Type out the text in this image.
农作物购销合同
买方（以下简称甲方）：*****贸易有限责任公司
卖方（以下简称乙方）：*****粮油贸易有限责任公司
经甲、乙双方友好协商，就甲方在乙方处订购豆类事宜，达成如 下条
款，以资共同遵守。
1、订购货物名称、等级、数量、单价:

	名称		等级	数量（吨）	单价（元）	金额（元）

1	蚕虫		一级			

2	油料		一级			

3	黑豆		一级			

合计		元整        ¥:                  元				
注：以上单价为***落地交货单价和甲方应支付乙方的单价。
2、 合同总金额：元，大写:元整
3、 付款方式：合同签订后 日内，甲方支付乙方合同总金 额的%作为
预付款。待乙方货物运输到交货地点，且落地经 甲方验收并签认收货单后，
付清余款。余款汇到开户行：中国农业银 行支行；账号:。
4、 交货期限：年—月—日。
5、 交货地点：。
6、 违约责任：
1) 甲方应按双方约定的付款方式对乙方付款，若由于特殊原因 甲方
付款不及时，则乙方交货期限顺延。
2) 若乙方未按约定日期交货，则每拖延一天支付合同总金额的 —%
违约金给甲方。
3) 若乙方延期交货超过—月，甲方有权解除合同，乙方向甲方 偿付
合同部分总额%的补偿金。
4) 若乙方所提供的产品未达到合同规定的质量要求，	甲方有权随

::::

> _Task to carry out_
Copy out the whole listing exactly; please set it all down.

> _Result of the exercise_
Type out the text in this image.
农作物购销合同
买方（以下简称甲方）：*****贸易有限责任公司
卖方（以下简称乙方）：*****粮油贸易有限责任公司
经甲、乙双方友好协商，就甲方在乙方处订购豆类事宜，达成如 下条
款，以资共同遵守。
1、订购货物名称、等级、数量、单价:

	名称		等级	数量（吨）	单价（元）	金额（元）

1	蚕虫		一级			

2	油料		一级			

3	黑豆		一级			

合计		元整        ¥:                  元				
注：以上单价为***落地交货单价和甲方应支付乙方的单价。
2、 合同总金额：元，大写:元整
3、 付款方式：合同签订后 日内，甲方支付乙方合同总金 额的%作为
预付款。待乙方货物运输到交货地点，且落地经 甲方验收并签认收货单后，
付清余款。余款汇到开户行：中国农业银 行支行；账号:。
4、 交货期限：年—月—日。
5、 交货地点：。
6、 违约责任：
1) 甲方应按双方约定的付款方式对乙方付款，若由于特殊原因 甲方
付款不及时，则乙方交货期限顺延。
2) 若乙方未按约定日期交货，则每拖延一天支付合同总金额的 —%
违约金给甲方。
3) 若乙方延期交货超过—月，甲方有权解除合同，乙方向甲方 偿付
合同部分总额%的补偿金。
4) 若乙方所提供的产品未达到合同规定的质量要求，	甲方有权随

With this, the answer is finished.